DATASET ENTRIES:
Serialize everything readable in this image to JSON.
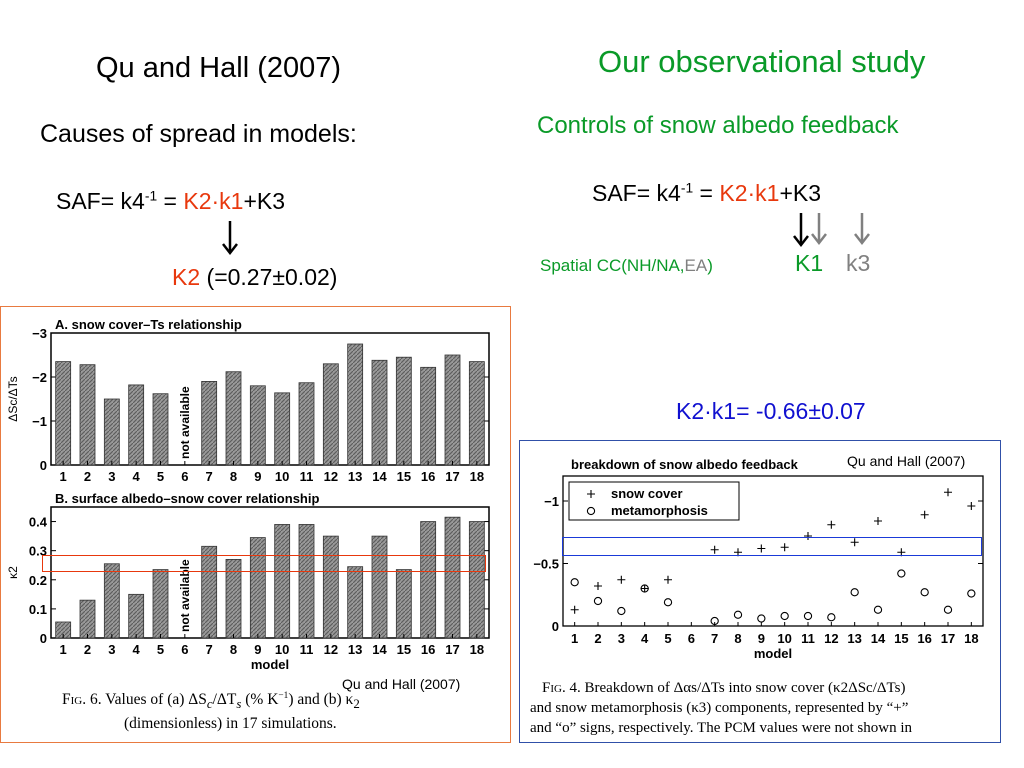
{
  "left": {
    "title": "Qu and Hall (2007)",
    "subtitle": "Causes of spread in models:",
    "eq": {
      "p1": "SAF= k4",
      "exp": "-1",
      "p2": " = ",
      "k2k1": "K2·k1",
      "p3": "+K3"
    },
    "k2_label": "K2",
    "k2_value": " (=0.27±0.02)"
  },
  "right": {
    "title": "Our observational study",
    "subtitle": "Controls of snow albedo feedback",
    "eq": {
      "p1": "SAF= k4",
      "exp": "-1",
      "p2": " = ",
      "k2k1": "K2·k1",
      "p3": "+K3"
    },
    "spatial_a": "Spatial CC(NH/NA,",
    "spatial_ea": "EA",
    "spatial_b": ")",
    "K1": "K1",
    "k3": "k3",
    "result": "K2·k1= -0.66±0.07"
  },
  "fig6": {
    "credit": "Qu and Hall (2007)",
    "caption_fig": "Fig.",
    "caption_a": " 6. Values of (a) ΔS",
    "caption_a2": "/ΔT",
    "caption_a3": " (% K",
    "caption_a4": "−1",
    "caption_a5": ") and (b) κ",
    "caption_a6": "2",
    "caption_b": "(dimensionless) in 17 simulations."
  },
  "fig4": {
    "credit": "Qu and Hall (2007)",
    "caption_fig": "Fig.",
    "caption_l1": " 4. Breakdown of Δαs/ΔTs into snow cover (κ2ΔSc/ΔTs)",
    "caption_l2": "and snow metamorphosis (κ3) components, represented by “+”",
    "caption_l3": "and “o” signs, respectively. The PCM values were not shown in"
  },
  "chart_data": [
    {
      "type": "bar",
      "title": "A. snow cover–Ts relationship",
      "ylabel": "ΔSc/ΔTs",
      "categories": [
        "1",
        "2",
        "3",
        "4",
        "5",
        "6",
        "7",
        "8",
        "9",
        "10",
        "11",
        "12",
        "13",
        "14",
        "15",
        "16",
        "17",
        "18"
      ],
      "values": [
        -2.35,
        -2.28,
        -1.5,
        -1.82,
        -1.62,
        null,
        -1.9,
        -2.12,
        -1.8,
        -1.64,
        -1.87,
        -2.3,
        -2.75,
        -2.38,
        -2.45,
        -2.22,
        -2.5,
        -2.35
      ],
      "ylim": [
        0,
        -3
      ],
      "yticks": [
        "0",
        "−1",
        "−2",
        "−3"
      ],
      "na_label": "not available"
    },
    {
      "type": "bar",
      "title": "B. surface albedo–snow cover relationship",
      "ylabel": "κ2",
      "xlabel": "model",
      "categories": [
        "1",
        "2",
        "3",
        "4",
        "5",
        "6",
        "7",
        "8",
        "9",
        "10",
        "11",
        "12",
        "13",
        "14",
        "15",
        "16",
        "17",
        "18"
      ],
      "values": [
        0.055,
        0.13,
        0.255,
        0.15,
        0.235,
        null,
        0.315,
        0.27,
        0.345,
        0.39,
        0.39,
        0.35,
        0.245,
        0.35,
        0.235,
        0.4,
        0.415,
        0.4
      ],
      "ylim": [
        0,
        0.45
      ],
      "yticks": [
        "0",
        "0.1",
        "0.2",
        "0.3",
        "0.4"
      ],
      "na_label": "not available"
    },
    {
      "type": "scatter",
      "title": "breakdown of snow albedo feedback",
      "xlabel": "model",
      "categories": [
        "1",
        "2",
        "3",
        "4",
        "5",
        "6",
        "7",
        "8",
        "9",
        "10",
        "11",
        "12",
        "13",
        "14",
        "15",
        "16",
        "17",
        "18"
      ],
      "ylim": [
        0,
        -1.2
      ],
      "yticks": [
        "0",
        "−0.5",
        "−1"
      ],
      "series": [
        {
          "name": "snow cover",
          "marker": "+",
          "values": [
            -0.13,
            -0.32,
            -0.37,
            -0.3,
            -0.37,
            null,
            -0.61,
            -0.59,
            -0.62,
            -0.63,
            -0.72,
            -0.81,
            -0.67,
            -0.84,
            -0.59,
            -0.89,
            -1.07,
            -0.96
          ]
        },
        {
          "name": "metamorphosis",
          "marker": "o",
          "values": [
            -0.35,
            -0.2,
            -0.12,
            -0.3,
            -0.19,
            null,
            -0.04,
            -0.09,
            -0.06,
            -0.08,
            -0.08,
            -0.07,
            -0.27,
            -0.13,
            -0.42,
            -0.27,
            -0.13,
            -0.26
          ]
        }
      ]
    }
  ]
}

STATED GOAL:
Write out the entries above verbatim; the pictures do not belong in your copy.

TASK OUTPUT:
Serialize everything readable in this image to JSON.
{
  "left": {
    "title": "Qu and Hall (2007)",
    "subtitle": "Causes of spread in models:",
    "eq": {
      "p1": "SAF= k4",
      "exp": "-1",
      "p2": " = ",
      "k2k1": "K2·k1",
      "p3": "+K3"
    },
    "k2_label": "K2",
    "k2_value": " (=0.27±0.02)"
  },
  "right": {
    "title": "Our observational study",
    "subtitle": "Controls of snow albedo feedback",
    "eq": {
      "p1": "SAF= k4",
      "exp": "-1",
      "p2": " = ",
      "k2k1": "K2·k1",
      "p3": "+K3"
    },
    "spatial_a": "Spatial CC(NH/NA,",
    "spatial_ea": "EA",
    "spatial_b": ")",
    "K1": "K1",
    "k3": "k3",
    "result": "K2·k1= -0.66±0.07"
  },
  "fig6": {
    "credit": "Qu and Hall (2007)",
    "caption_fig": "Fig.",
    "caption_a": " 6. Values of (a) ΔS",
    "caption_a2": "/ΔT",
    "caption_a3": " (% K",
    "caption_a4": "−1",
    "caption_a5": ") and (b) κ",
    "caption_a6": "2",
    "caption_b": "(dimensionless) in 17 simulations."
  },
  "fig4": {
    "credit": "Qu and Hall (2007)",
    "caption_fig": "Fig.",
    "caption_l1": " 4. Breakdown of Δαs/ΔTs into snow cover (κ2ΔSc/ΔTs)",
    "caption_l2": "and snow metamorphosis (κ3) components, represented by “+”",
    "caption_l3": "and “o” signs, respectively. The PCM values were not shown in"
  },
  "chart_data": [
    {
      "type": "bar",
      "title": "A. snow cover–Ts relationship",
      "ylabel": "ΔSc/ΔTs",
      "categories": [
        "1",
        "2",
        "3",
        "4",
        "5",
        "6",
        "7",
        "8",
        "9",
        "10",
        "11",
        "12",
        "13",
        "14",
        "15",
        "16",
        "17",
        "18"
      ],
      "values": [
        -2.35,
        -2.28,
        -1.5,
        -1.82,
        -1.62,
        null,
        -1.9,
        -2.12,
        -1.8,
        -1.64,
        -1.87,
        -2.3,
        -2.75,
        -2.38,
        -2.45,
        -2.22,
        -2.5,
        -2.35
      ],
      "ylim": [
        0,
        -3
      ],
      "yticks": [
        "0",
        "−1",
        "−2",
        "−3"
      ],
      "na_label": "not available"
    },
    {
      "type": "bar",
      "title": "B. surface albedo–snow cover relationship",
      "ylabel": "κ2",
      "xlabel": "model",
      "categories": [
        "1",
        "2",
        "3",
        "4",
        "5",
        "6",
        "7",
        "8",
        "9",
        "10",
        "11",
        "12",
        "13",
        "14",
        "15",
        "16",
        "17",
        "18"
      ],
      "values": [
        0.055,
        0.13,
        0.255,
        0.15,
        0.235,
        null,
        0.315,
        0.27,
        0.345,
        0.39,
        0.39,
        0.35,
        0.245,
        0.35,
        0.235,
        0.4,
        0.415,
        0.4
      ],
      "ylim": [
        0,
        0.45
      ],
      "yticks": [
        "0",
        "0.1",
        "0.2",
        "0.3",
        "0.4"
      ],
      "na_label": "not available"
    },
    {
      "type": "scatter",
      "title": "breakdown of snow albedo feedback",
      "xlabel": "model",
      "categories": [
        "1",
        "2",
        "3",
        "4",
        "5",
        "6",
        "7",
        "8",
        "9",
        "10",
        "11",
        "12",
        "13",
        "14",
        "15",
        "16",
        "17",
        "18"
      ],
      "ylim": [
        0,
        -1.2
      ],
      "yticks": [
        "0",
        "−0.5",
        "−1"
      ],
      "series": [
        {
          "name": "snow cover",
          "marker": "+",
          "values": [
            -0.13,
            -0.32,
            -0.37,
            -0.3,
            -0.37,
            null,
            -0.61,
            -0.59,
            -0.62,
            -0.63,
            -0.72,
            -0.81,
            -0.67,
            -0.84,
            -0.59,
            -0.89,
            -1.07,
            -0.96
          ]
        },
        {
          "name": "metamorphosis",
          "marker": "o",
          "values": [
            -0.35,
            -0.2,
            -0.12,
            -0.3,
            -0.19,
            null,
            -0.04,
            -0.09,
            -0.06,
            -0.08,
            -0.08,
            -0.07,
            -0.27,
            -0.13,
            -0.42,
            -0.27,
            -0.13,
            -0.26
          ]
        }
      ]
    }
  ]
}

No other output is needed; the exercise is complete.